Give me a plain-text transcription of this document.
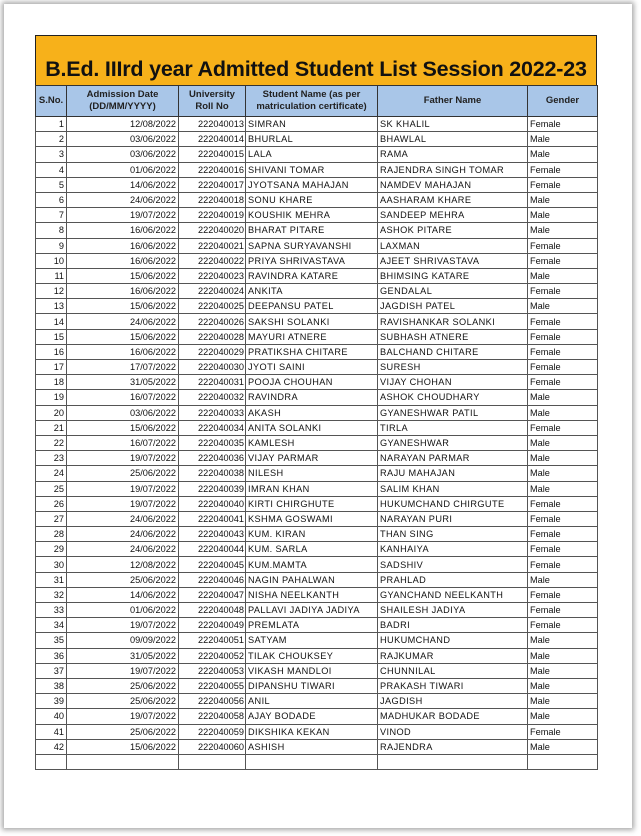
B.Ed. IIIrd year Admitted Student List Session 2022-23
S.No.	Admission Date (DD/MM/YYYY)	University Roll No	Student Name (as per matriculation certificate)	Father Name	Gender
1	12/08/2022	222040013	SIMRAN	SK KHALIL	Female
2	03/06/2022	222040014	BHURLAL	BHAWLAL	Male
3	03/06/2022	222040015	LALA	RAMA	Male
4	01/06/2022	222040016	SHIVANI TOMAR	RAJENDRA SINGH TOMAR	Female
5	14/06/2022	222040017	JYOTSANA MAHAJAN	NAMDEV MAHAJAN	Female
6	24/06/2022	222040018	SONU KHARE	AASHARAM KHARE	Male
7	19/07/2022	222040019	KOUSHIK MEHRA	SANDEEP MEHRA	Male
8	16/06/2022	222040020	BHARAT PITARE	ASHOK PITARE	Male
9	16/06/2022	222040021	SAPNA SURYAVANSHI	LAXMAN	Female
10	16/06/2022	222040022	PRIYA SHRIVASTAVA	AJEET SHRIVASTAVA	Female
11	15/06/2022	222040023	RAVINDRA KATARE	BHIMSING KATARE	Male
12	16/06/2022	222040024	ANKITA	GENDALAL	Female
13	15/06/2022	222040025	DEEPANSU PATEL	JAGDISH PATEL	Male
14	24/06/2022	222040026	SAKSHI SOLANKI	RAVISHANKAR SOLANKI	Female
15	15/06/2022	222040028	MAYURI ATNERE	SUBHASH ATNERE	Female
16	16/06/2022	222040029	PRATIKSHA CHITARE	BALCHAND CHITARE	Female
17	17/07/2022	222040030	JYOTI SAINI	SURESH	Female
18	31/05/2022	222040031	POOJA CHOUHAN	VIJAY CHOHAN	Female
19	16/07/2022	222040032	RAVINDRA	ASHOK CHOUDHARY	Male
20	03/06/2022	222040033	AKASH	GYANESHWAR PATIL	Male
21	15/06/2022	222040034	ANITA SOLANKI	TIRLA	Female
22	16/07/2022	222040035	KAMLESH	GYANESHWAR	Male
23	19/07/2022	222040036	VIJAY PARMAR	NARAYAN PARMAR	Male
24	25/06/2022	222040038	NILESH	RAJU MAHAJAN	Male
25	19/07/2022	222040039	IMRAN KHAN	SALIM KHAN	Male
26	19/07/2022	222040040	KIRTI CHIRGHUTE	HUKUMCHAND CHIRGUTE	Female
27	24/06/2022	222040041	KSHMA GOSWAMI	NARAYAN PURI	Female
28	24/06/2022	222040043	KUM. KIRAN	THAN SING	Female
29	24/06/2022	222040044	KUM. SARLA	KANHAIYA	Female
30	12/08/2022	222040045	KUM.MAMTA	SADSHIV	Female
31	25/06/2022	222040046	NAGIN PAHALWAN	PRAHLAD	Male
32	14/06/2022	222040047	NISHA NEELKANTH	GYANCHAND NEELKANTH	Female
33	01/06/2022	222040048	PALLAVI JADIYA JADIYA	SHAILESH JADIYA	Female
34	19/07/2022	222040049	PREMLATA	BADRI	Female
35	09/09/2022	222040051	SATYAM	HUKUMCHAND	Male
36	31/05/2022	222040052	TILAK CHOUKSEY	RAJKUMAR	Male
37	19/07/2022	222040053	VIKASH MANDLOI	CHUNNILAL	Male
38	25/06/2022	222040055	DIPANSHU TIWARI	PRAKASH TIWARI	Male
39	25/06/2022	222040056	ANIL	JAGDISH	Male
40	19/07/2022	222040058	AJAY BODADE	MADHUKAR BODADE	Male
41	25/06/2022	222040059	DIKSHIKA KEKAN	VINOD	Female
42	15/06/2022	222040060	ASHISH	RAJENDRA	Male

______________________________

- [WHAT YOU SHOULD DO] Drop the pictures and reproduce the rest of the entries above exactly.

- [TASK SOLUTION]
Give me a plain-text transcription of this document.
B.Ed. IIIrd year Admitted Student List Session 2022-23
S.No.	Admission Date (DD/MM/YYYY)	University Roll No	Student Name (as per matriculation certificate)	Father Name	Gender
1	12/08/2022	222040013	SIMRAN	SK KHALIL	Female
2	03/06/2022	222040014	BHURLAL	BHAWLAL	Male
3	03/06/2022	222040015	LALA	RAMA	Male
4	01/06/2022	222040016	SHIVANI TOMAR	RAJENDRA SINGH TOMAR	Female
5	14/06/2022	222040017	JYOTSANA MAHAJAN	NAMDEV MAHAJAN	Female
6	24/06/2022	222040018	SONU KHARE	AASHARAM KHARE	Male
7	19/07/2022	222040019	KOUSHIK MEHRA	SANDEEP MEHRA	Male
8	16/06/2022	222040020	BHARAT PITARE	ASHOK PITARE	Male
9	16/06/2022	222040021	SAPNA SURYAVANSHI	LAXMAN	Female
10	16/06/2022	222040022	PRIYA SHRIVASTAVA	AJEET SHRIVASTAVA	Female
11	15/06/2022	222040023	RAVINDRA KATARE	BHIMSING KATARE	Male
12	16/06/2022	222040024	ANKITA	GENDALAL	Female
13	15/06/2022	222040025	DEEPANSU PATEL	JAGDISH PATEL	Male
14	24/06/2022	222040026	SAKSHI SOLANKI	RAVISHANKAR SOLANKI	Female
15	15/06/2022	222040028	MAYURI ATNERE	SUBHASH ATNERE	Female
16	16/06/2022	222040029	PRATIKSHA CHITARE	BALCHAND CHITARE	Female
17	17/07/2022	222040030	JYOTI SAINI	SURESH	Female
18	31/05/2022	222040031	POOJA CHOUHAN	VIJAY CHOHAN	Female
19	16/07/2022	222040032	RAVINDRA	ASHOK CHOUDHARY	Male
20	03/06/2022	222040033	AKASH	GYANESHWAR PATIL	Male
21	15/06/2022	222040034	ANITA SOLANKI	TIRLA	Female
22	16/07/2022	222040035	KAMLESH	GYANESHWAR	Male
23	19/07/2022	222040036	VIJAY PARMAR	NARAYAN PARMAR	Male
24	25/06/2022	222040038	NILESH	RAJU MAHAJAN	Male
25	19/07/2022	222040039	IMRAN KHAN	SALIM KHAN	Male
26	19/07/2022	222040040	KIRTI CHIRGHUTE	HUKUMCHAND CHIRGUTE	Female
27	24/06/2022	222040041	KSHMA GOSWAMI	NARAYAN PURI	Female
28	24/06/2022	222040043	KUM. KIRAN	THAN SING	Female
29	24/06/2022	222040044	KUM. SARLA	KANHAIYA	Female
30	12/08/2022	222040045	KUM.MAMTA	SADSHIV	Female
31	25/06/2022	222040046	NAGIN PAHALWAN	PRAHLAD	Male
32	14/06/2022	222040047	NISHA NEELKANTH	GYANCHAND NEELKANTH	Female
33	01/06/2022	222040048	PALLAVI JADIYA JADIYA	SHAILESH JADIYA	Female
34	19/07/2022	222040049	PREMLATA	BADRI	Female
35	09/09/2022	222040051	SATYAM	HUKUMCHAND	Male
36	31/05/2022	222040052	TILAK CHOUKSEY	RAJKUMAR	Male
37	19/07/2022	222040053	VIKASH MANDLOI	CHUNNILAL	Male
38	25/06/2022	222040055	DIPANSHU TIWARI	PRAKASH TIWARI	Male
39	25/06/2022	222040056	ANIL	JAGDISH	Male
40	19/07/2022	222040058	AJAY BODADE	MADHUKAR BODADE	Male
41	25/06/2022	222040059	DIKSHIKA KEKAN	VINOD	Female
42	15/06/2022	222040060	ASHISH	RAJENDRA	Male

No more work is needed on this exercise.